TASK INSTRUCTIONS: Retype the records below word for word and omit any image.

[Stored records]
______________________________

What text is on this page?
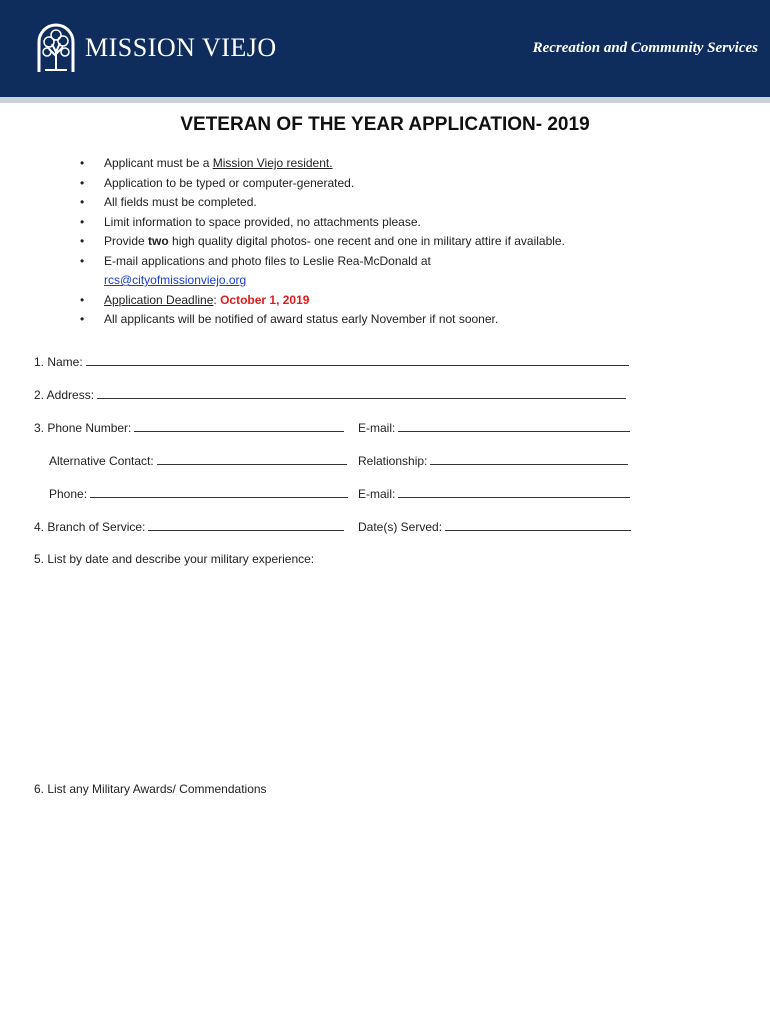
MISSION VIEJO	Recreation and Community Services
VETERAN OF THE YEAR APPLICATION- 2019
• Applicant must be a Mission Viejo resident.
• Application to be typed or computer-generated.
• All fields must be completed.
• Limit information to space provided, no attachments please.
• Provide two high quality digital photos- one recent and one in military attire if available.
• E-mail applications and photo files to Leslie Rea-McDonald at
rcs@cityofmissionviejo.org
• Application Deadline: October 1, 2019
• All applicants will be notified of award status early November if not sooner.
1. Name:
2. Address:
3. Phone Number:	E-mail:
Alternative Contact:	Relationship:
Phone:	E-mail:
4. Branch of Service:	Date(s) Served:
5. List by date and describe your military experience:
6. List any Military Awards/ Commendations
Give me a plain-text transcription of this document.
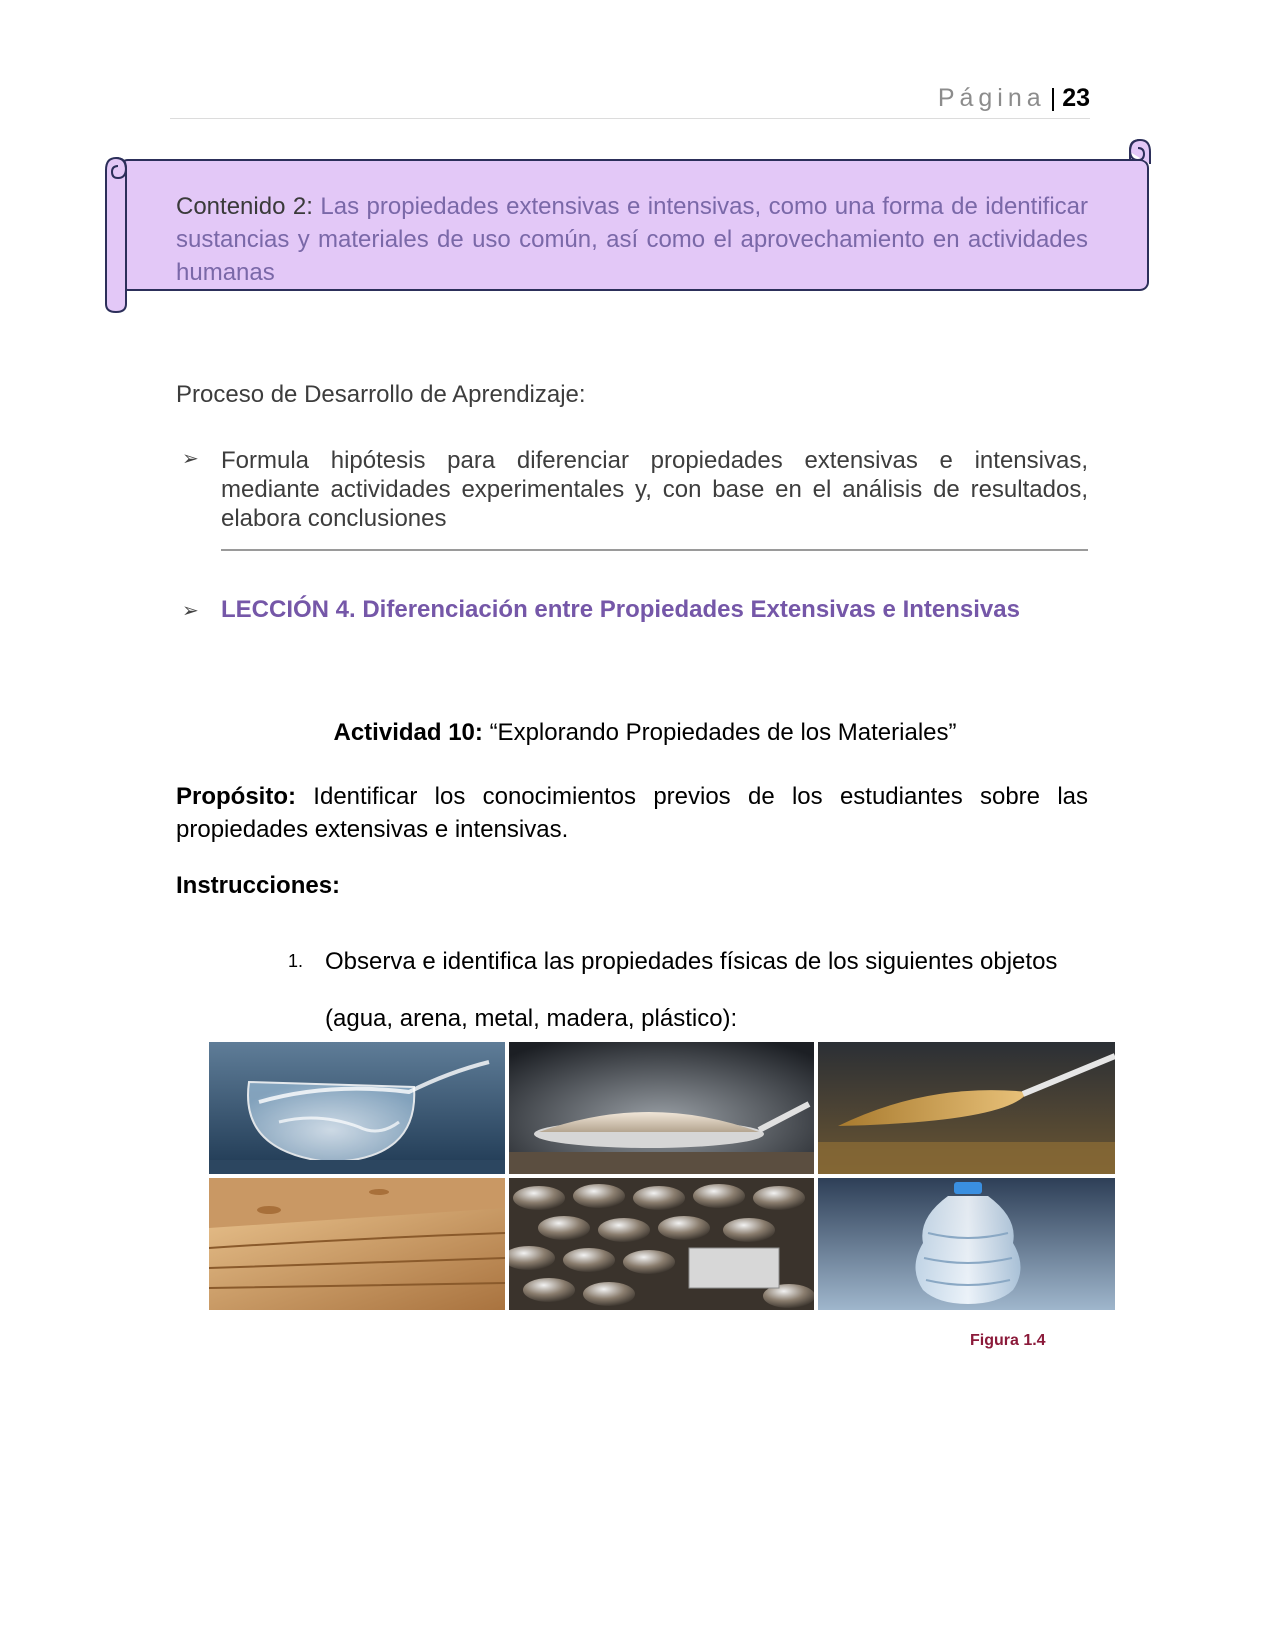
Página | 23
Contenido 2: Las propiedades extensivas e intensivas, como una forma de identificar sustancias y materiales de uso común, así como el aprovechamiento en actividades humanas
Proceso de Desarrollo de Aprendizaje:
➢ Formula hipótesis para diferenciar propiedades extensivas e intensivas, mediante actividades experimentales y, con base en el análisis de resultados, elabora conclusiones
➢ LECCIÓN 4. Diferenciación entre Propiedades Extensivas e Intensivas
Actividad 10: “Explorando Propiedades de los Materiales”
Propósito: Identificar los conocimientos previos de los estudiantes sobre las propiedades extensivas e intensivas.
Instrucciones:
1. Observa e identifica las propiedades físicas de los siguientes objetos (agua, arena, metal, madera, plástico):
Figura 1.4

______________________________

ANSWER TO THIS PROBLEM:
What text is on this page?
MISSION VIEJO	Recreation and Community Services
VETERAN OF THE YEAR APPLICATION- 2019
• Applicant must be a Mission Viejo resident.
• Application to be typed or computer-generated.
• All fields must be completed.
• Limit information to space provided, no attachments please.
• Provide two high quality digital photos- one recent and one in military attire if available.
• E-mail applications and photo files to Leslie Rea-McDonald at
rcs@cityofmissionviejo.org
• Application Deadline: October 1, 2019
• All applicants will be notified of award status early November if not sooner.
1. Name:
2. Address:
3. Phone Number:	E-mail:
Alternative Contact:	Relationship:
Phone:	E-mail:
4. Branch of Service:	Date(s) Served:
5. List by date and describe your military experience:
6. List any Military Awards/ Commendations
Give me a plain-text transcription of this document.
Página | 23
Contenido 2: Las propiedades extensivas e intensivas, como una forma de identificar sustancias y materiales de uso común, así como el aprovechamiento en actividades humanas
Proceso de Desarrollo de Aprendizaje:
➢ Formula hipótesis para diferenciar propiedades extensivas e intensivas, mediante actividades experimentales y, con base en el análisis de resultados, elabora conclusiones
➢ LECCIÓN 4. Diferenciación entre Propiedades Extensivas e Intensivas
Actividad 10: “Explorando Propiedades de los Materiales”
Propósito: Identificar los conocimientos previos de los estudiantes sobre las propiedades extensivas e intensivas.
Instrucciones:
1. Observa e identifica las propiedades físicas de los siguientes objetos (agua, arena, metal, madera, plástico):
Figura 1.4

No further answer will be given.